#### [Required task]
Locate each line with the string "Viva" in the listing below and copy it.

----- Provided records -----

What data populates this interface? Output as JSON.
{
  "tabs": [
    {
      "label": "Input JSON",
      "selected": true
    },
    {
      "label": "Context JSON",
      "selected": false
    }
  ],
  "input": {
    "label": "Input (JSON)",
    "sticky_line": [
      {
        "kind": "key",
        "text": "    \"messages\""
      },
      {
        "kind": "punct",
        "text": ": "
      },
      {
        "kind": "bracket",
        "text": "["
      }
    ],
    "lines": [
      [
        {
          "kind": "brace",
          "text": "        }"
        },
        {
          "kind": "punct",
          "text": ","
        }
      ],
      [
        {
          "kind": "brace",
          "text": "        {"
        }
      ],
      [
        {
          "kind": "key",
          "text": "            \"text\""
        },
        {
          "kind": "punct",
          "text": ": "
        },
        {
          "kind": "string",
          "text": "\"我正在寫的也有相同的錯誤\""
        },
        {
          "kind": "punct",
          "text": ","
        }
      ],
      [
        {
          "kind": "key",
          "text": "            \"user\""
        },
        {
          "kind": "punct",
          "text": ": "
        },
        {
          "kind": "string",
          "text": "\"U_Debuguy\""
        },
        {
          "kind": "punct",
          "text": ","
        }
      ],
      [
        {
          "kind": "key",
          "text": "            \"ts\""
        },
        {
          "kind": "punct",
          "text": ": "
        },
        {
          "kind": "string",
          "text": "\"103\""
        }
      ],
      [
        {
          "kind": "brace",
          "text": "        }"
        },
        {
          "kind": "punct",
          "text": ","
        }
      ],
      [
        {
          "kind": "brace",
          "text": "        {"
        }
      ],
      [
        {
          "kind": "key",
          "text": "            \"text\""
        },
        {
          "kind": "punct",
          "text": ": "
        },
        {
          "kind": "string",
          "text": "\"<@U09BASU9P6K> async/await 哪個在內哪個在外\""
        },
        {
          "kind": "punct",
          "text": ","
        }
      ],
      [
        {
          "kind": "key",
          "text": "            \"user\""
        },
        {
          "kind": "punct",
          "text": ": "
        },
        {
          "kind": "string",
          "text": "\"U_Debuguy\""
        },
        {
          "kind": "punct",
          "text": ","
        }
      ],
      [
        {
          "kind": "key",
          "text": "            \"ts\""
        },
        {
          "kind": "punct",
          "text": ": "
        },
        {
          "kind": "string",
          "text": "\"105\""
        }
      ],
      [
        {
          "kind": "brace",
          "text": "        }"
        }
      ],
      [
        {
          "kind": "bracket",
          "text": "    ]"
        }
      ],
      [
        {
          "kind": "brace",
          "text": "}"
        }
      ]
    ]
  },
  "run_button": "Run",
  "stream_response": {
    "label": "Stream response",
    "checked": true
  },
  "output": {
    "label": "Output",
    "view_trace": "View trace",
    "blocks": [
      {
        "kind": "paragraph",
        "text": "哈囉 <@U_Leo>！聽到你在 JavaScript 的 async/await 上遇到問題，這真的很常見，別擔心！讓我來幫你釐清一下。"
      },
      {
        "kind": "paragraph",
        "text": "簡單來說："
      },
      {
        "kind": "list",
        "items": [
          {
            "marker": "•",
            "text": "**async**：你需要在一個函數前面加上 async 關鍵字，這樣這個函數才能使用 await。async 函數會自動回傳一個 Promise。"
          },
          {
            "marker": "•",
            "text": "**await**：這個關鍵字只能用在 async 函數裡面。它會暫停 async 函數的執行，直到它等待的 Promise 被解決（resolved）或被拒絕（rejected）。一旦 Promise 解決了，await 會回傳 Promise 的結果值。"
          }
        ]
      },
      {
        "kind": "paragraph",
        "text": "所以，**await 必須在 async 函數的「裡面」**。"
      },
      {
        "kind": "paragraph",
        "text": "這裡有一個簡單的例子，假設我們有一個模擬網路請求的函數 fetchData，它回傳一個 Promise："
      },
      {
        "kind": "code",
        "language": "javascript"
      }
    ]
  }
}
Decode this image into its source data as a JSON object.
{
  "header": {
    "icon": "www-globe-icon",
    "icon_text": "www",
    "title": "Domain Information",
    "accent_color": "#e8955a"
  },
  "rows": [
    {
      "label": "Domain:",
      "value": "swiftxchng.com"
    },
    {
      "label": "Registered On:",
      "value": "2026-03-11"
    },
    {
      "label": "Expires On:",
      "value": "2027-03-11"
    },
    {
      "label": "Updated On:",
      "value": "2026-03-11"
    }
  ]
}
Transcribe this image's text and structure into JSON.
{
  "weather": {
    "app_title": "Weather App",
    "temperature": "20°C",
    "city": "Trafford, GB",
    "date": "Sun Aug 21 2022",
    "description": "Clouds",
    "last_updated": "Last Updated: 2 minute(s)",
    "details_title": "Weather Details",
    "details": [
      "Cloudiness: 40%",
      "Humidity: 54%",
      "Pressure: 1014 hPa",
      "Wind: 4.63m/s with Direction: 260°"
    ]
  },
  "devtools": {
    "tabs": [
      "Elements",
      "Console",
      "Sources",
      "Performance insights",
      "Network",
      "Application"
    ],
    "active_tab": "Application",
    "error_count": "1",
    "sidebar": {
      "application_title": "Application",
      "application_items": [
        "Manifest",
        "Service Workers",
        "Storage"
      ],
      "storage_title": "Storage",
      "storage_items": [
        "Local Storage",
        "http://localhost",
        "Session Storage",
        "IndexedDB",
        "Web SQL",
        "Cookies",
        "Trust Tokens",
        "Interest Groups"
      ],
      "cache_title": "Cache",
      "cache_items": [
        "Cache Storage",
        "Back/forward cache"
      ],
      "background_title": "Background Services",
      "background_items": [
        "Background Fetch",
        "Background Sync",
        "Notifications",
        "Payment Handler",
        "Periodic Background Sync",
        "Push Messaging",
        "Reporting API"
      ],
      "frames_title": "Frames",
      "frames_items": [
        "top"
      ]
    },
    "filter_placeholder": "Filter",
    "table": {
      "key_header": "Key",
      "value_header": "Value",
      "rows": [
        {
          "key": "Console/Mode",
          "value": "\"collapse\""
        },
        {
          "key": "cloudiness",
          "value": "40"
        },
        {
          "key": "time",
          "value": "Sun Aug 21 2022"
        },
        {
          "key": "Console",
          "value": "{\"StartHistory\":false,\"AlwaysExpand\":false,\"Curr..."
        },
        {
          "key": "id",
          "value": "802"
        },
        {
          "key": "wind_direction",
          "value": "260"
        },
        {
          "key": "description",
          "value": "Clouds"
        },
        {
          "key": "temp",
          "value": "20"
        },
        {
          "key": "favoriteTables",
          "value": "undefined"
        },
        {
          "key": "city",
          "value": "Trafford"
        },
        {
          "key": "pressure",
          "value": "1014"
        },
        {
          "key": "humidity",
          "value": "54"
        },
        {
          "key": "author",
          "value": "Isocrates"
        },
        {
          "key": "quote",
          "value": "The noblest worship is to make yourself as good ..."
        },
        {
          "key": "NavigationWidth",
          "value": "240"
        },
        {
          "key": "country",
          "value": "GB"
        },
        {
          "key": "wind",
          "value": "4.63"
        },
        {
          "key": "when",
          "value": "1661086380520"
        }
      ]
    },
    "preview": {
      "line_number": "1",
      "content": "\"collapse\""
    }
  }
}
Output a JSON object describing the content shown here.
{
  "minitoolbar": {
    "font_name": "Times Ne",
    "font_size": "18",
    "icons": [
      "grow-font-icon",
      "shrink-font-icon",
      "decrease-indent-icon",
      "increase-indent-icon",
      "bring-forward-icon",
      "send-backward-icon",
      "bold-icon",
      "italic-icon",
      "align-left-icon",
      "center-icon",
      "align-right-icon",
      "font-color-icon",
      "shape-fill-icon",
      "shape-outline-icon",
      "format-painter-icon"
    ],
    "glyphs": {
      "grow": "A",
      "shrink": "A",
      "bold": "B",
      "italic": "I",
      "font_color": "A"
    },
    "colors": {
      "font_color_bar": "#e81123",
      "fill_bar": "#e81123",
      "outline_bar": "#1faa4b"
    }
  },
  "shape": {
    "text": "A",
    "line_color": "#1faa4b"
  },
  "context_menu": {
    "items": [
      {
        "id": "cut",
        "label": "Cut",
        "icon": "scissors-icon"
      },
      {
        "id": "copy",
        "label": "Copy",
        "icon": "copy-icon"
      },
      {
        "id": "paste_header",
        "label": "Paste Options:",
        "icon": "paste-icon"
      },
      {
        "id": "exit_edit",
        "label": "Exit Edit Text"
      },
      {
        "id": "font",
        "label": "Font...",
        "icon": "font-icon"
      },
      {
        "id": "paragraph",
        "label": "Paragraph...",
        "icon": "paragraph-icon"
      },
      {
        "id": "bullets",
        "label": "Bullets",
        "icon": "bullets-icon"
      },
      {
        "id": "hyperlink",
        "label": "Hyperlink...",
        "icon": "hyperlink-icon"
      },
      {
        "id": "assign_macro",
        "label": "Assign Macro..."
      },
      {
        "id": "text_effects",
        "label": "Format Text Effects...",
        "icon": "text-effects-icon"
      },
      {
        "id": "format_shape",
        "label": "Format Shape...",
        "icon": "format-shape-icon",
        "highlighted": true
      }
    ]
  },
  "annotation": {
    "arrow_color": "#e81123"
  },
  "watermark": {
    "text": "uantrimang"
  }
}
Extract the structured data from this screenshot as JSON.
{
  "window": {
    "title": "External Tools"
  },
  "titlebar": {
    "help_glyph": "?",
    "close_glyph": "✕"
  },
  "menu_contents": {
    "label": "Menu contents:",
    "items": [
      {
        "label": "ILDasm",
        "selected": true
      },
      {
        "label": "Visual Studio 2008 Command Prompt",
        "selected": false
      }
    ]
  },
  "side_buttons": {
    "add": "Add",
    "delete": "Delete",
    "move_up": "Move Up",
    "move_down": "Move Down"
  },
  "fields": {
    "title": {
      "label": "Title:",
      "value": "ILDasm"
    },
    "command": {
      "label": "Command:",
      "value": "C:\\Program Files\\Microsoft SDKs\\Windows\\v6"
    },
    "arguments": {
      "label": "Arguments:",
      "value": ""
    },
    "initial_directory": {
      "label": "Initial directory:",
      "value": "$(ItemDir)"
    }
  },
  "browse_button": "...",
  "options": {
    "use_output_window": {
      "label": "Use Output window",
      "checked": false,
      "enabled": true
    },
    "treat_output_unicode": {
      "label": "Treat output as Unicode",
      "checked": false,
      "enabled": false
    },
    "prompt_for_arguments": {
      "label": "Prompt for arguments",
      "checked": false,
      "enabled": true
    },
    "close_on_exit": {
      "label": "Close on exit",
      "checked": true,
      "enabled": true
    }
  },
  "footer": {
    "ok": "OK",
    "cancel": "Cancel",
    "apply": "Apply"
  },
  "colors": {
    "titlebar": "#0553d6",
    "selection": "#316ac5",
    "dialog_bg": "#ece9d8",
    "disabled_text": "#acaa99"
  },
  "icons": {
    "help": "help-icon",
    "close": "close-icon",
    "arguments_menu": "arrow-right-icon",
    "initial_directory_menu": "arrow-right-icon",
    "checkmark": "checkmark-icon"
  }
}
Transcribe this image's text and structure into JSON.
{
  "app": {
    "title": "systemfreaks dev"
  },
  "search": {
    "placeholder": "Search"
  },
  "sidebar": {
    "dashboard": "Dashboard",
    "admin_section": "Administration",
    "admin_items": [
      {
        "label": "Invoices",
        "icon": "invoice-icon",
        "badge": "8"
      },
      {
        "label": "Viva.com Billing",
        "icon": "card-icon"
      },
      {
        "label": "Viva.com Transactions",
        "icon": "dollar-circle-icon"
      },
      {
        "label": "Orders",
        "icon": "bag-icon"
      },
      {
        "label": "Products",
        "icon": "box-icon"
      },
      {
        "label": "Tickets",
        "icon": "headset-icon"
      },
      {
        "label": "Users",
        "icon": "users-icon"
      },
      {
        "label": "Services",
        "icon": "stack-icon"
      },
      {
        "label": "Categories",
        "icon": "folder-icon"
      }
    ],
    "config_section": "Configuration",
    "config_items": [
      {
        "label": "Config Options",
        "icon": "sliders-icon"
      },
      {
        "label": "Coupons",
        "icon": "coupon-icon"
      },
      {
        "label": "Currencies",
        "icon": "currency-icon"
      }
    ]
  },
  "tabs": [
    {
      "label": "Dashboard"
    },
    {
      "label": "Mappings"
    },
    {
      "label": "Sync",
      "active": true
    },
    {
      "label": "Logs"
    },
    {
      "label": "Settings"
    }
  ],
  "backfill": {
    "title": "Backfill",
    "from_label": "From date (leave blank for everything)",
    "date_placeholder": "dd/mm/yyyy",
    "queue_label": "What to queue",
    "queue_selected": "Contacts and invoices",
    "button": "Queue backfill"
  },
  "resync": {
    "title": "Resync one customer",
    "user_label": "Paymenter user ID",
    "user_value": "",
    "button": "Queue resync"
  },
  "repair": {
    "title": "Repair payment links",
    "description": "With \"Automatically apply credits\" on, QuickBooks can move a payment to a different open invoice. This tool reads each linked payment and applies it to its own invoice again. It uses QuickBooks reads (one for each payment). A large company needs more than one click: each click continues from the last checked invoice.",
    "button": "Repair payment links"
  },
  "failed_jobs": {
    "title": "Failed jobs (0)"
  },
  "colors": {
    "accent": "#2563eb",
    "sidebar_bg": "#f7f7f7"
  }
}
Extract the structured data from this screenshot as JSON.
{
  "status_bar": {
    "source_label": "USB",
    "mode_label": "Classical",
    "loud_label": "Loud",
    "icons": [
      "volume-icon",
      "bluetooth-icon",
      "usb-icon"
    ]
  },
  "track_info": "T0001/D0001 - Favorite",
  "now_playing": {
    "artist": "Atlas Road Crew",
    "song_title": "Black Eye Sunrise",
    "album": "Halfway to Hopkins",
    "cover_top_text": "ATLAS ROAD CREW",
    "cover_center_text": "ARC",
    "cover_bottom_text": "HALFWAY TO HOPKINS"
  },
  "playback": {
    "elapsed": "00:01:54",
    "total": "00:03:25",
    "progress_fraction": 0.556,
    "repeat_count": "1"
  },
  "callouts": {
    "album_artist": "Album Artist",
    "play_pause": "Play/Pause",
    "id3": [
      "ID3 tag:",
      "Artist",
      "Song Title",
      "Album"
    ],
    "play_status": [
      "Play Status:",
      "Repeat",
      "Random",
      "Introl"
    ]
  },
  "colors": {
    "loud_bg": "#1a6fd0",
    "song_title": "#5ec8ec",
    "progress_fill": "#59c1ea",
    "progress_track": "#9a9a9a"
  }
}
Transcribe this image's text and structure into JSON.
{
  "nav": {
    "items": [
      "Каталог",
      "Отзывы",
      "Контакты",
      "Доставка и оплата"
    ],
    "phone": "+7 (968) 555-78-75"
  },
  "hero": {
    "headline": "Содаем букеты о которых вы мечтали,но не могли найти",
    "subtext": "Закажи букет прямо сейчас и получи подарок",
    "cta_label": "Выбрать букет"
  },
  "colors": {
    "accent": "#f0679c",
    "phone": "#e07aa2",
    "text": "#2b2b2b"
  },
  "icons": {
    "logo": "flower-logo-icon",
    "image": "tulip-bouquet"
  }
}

-----

#### [Response to this exercise]
        "label": "Viva.com Billing",
        "label": "Viva.com Transactions",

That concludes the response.